Your task: If a line below contains the string "text", return that line.

[Given records]

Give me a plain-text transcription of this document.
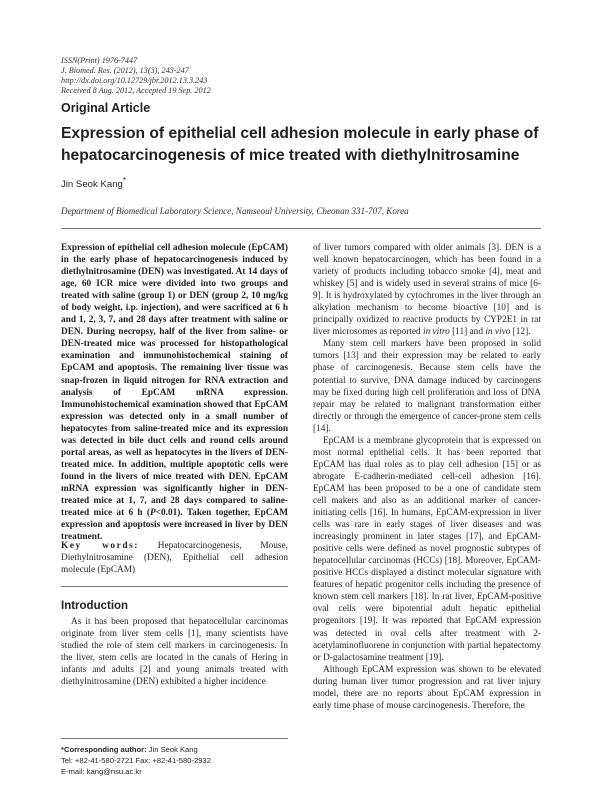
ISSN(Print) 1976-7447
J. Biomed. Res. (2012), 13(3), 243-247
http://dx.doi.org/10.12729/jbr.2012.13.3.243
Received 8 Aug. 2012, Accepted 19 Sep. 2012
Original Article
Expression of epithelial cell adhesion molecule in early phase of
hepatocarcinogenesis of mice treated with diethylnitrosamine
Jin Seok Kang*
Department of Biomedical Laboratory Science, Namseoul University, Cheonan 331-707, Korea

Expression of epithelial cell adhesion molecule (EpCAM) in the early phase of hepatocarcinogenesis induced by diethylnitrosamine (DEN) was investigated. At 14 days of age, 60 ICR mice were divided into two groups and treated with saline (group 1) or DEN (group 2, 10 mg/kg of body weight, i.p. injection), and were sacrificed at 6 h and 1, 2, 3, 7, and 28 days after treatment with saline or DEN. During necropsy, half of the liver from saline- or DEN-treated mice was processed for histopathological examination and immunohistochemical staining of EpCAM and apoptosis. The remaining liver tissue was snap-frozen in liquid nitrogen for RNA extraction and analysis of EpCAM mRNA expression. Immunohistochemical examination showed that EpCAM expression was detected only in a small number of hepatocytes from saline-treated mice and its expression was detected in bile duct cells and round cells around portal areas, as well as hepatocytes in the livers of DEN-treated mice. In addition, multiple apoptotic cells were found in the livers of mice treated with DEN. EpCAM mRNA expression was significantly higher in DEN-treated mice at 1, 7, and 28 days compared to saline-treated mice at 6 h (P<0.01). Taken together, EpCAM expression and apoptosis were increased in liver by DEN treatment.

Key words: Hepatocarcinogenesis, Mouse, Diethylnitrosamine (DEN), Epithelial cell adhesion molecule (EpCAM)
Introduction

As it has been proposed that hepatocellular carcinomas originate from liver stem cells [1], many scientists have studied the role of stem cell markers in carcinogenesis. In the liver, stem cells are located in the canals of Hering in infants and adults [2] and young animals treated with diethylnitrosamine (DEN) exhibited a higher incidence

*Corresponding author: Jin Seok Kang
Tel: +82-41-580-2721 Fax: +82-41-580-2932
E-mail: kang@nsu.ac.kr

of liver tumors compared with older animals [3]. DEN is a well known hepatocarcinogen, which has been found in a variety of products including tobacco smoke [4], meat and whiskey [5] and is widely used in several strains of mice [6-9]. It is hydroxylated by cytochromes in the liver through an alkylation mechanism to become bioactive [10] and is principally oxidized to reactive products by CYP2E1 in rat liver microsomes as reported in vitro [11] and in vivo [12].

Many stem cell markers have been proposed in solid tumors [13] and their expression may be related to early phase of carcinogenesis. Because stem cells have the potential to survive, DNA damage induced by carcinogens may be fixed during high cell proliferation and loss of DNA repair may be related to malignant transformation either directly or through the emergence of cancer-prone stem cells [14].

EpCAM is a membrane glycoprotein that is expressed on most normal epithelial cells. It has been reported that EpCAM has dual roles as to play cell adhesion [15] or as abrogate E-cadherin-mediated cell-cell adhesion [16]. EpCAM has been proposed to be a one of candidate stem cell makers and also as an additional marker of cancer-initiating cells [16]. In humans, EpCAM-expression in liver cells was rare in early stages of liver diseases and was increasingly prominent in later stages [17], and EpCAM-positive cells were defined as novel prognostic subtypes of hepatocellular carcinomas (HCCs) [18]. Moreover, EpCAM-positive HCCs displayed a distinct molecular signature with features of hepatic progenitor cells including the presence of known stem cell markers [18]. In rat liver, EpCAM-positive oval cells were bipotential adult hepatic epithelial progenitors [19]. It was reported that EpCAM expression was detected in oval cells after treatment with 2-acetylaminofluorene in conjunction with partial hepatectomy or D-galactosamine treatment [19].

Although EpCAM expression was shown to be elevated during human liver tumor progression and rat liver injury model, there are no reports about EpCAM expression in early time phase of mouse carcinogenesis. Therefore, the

[/Given records]
[Given records]

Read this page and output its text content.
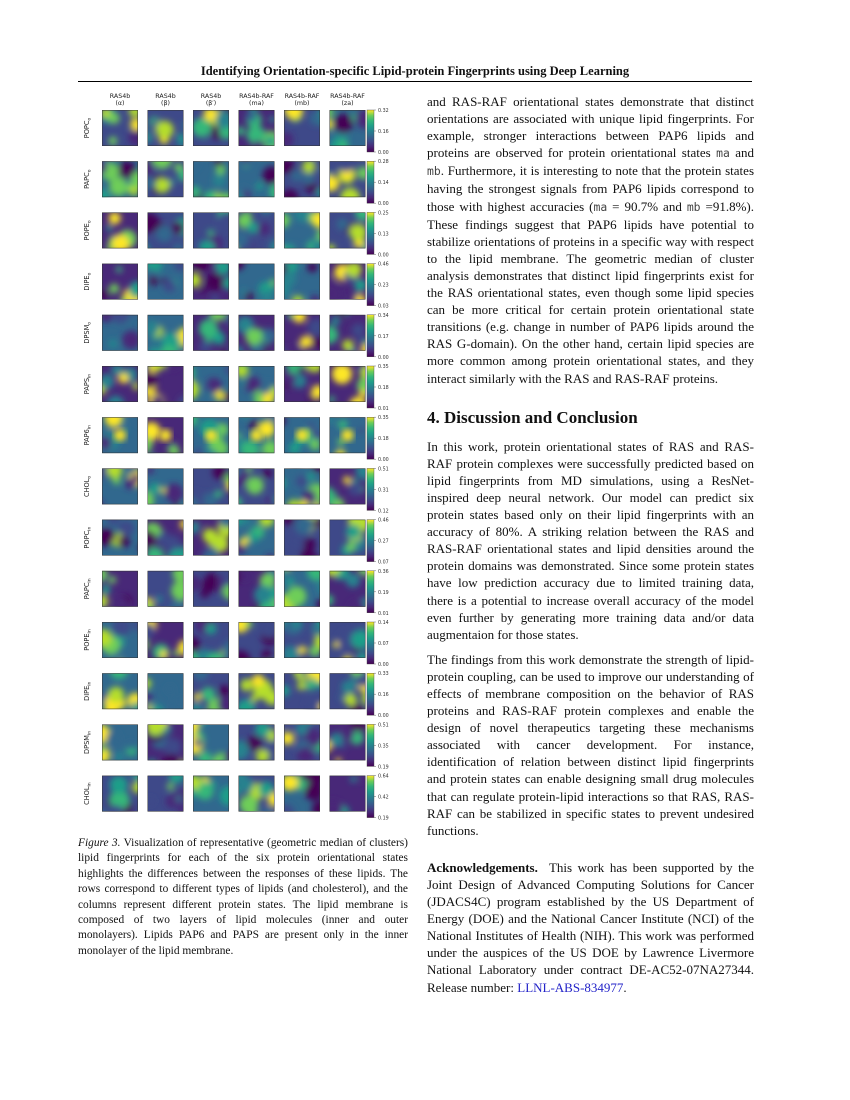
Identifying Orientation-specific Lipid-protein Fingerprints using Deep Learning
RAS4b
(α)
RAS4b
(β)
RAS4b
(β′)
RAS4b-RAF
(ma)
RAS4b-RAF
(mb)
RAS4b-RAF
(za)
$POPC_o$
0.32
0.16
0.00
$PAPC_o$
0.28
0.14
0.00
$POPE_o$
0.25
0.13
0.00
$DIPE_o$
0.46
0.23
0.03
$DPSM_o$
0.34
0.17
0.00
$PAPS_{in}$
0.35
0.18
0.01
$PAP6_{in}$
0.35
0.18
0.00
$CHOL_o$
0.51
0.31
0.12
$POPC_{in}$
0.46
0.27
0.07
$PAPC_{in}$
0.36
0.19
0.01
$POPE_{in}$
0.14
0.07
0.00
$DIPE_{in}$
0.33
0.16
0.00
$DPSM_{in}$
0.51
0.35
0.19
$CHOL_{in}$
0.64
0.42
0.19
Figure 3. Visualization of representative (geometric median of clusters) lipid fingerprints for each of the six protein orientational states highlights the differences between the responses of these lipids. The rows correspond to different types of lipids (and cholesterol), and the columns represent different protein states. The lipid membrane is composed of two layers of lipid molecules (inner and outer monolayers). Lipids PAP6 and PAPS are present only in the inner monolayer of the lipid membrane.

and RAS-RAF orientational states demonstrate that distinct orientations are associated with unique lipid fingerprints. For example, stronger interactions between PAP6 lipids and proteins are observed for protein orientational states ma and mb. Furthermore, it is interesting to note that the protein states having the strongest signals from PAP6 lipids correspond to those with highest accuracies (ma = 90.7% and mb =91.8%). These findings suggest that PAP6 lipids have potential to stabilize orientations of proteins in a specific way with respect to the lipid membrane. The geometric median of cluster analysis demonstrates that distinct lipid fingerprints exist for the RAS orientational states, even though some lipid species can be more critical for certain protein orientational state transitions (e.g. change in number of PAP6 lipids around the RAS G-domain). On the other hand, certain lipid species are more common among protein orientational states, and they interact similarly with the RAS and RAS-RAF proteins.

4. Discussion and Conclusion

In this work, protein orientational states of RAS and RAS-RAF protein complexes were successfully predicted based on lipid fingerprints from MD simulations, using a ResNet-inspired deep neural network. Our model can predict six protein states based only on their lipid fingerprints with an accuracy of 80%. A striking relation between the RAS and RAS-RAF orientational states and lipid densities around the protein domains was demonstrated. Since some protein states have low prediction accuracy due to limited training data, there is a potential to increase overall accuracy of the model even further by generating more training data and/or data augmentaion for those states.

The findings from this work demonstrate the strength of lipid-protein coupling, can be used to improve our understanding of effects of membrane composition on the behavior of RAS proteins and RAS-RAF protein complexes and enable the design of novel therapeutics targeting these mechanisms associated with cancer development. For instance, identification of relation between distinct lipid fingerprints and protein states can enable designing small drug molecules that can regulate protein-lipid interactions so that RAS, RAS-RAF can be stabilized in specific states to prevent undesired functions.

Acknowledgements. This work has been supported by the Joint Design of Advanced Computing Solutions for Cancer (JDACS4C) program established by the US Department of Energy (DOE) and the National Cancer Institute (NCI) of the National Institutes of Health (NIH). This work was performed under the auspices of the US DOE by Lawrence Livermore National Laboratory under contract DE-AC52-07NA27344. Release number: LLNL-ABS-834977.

[/Given records]

Result of the exercise:
Give me a plain-text transcription of this document.
Read this page and output its text content.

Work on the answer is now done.